— START —

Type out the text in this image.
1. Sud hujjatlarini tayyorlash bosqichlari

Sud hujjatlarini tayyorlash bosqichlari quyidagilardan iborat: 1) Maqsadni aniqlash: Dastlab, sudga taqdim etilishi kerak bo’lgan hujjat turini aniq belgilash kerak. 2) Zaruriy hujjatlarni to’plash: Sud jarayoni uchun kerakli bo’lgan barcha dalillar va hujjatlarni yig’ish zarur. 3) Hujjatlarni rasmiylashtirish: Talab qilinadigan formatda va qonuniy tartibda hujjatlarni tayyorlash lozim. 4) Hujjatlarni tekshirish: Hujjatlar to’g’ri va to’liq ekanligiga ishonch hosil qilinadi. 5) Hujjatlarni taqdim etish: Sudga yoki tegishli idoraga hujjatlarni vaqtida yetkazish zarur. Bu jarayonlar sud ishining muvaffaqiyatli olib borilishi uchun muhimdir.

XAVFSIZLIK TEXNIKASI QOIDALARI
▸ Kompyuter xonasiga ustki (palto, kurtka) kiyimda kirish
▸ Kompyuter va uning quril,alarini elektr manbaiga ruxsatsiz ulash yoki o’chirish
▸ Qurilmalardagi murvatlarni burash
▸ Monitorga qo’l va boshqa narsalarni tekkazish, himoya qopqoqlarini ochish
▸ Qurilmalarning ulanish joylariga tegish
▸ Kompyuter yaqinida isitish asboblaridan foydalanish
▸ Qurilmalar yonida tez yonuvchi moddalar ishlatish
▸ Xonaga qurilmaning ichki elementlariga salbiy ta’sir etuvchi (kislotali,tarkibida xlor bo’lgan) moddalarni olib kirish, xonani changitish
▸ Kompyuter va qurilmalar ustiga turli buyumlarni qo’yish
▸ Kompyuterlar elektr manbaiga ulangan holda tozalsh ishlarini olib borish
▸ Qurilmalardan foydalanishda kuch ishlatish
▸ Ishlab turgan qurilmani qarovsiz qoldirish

— END —

Given request:
Transcribe all of the entries without altering anything.

Exercise result:
Type out the text in this image.
1. Sud hujjatlarini tayyorlash bosqichlari

Sud hujjatlarini tayyorlash bosqichlari quyidagilardan iborat: 1) Maqsadni aniqlash: Dastlab, sudga taqdim etilishi kerak bo’lgan hujjat turini aniq belgilash kerak. 2) Zaruriy hujjatlarni to’plash: Sud jarayoni uchun kerakli bo’lgan barcha dalillar va hujjatlarni yig’ish zarur. 3) Hujjatlarni rasmiylashtirish: Talab qilinadigan formatda va qonuniy tartibda hujjatlarni tayyorlash lozim. 4) Hujjatlarni tekshirish: Hujjatlar to’g’ri va to’liq ekanligiga ishonch hosil qilinadi. 5) Hujjatlarni taqdim etish: Sudga yoki tegishli idoraga hujjatlarni vaqtida yetkazish zarur. Bu jarayonlar sud ishining muvaffaqiyatli olib borilishi uchun muhimdir.

XAVFSIZLIK TEXNIKASI QOIDALARI
▸ Kompyuter xonasiga ustki (palto, kurtka) kiyimda kirish
▸ Kompyuter va uning quril,alarini elektr manbaiga ruxsatsiz ulash yoki o’chirish
▸ Qurilmalardagi murvatlarni burash
▸ Monitorga qo’l va boshqa narsalarni tekkazish, himoya qopqoqlarini ochish
▸ Qurilmalarning ulanish joylariga tegish
▸ Kompyuter yaqinida isitish asboblaridan foydalanish
▸ Qurilmalar yonida tez yonuvchi moddalar ishlatish
▸ Xonaga qurilmaning ichki elementlariga salbiy ta’sir etuvchi (kislotali,tarkibida xlor bo’lgan) moddalarni olib kirish, xonani changitish
▸ Kompyuter va qurilmalar ustiga turli buyumlarni qo’yish
▸ Kompyuterlar elektr manbaiga ulangan holda tozalsh ishlarini olib borish
▸ Qurilmalardan foydalanishda kuch ishlatish
▸ Ishlab turgan qurilmani qarovsiz qoldirish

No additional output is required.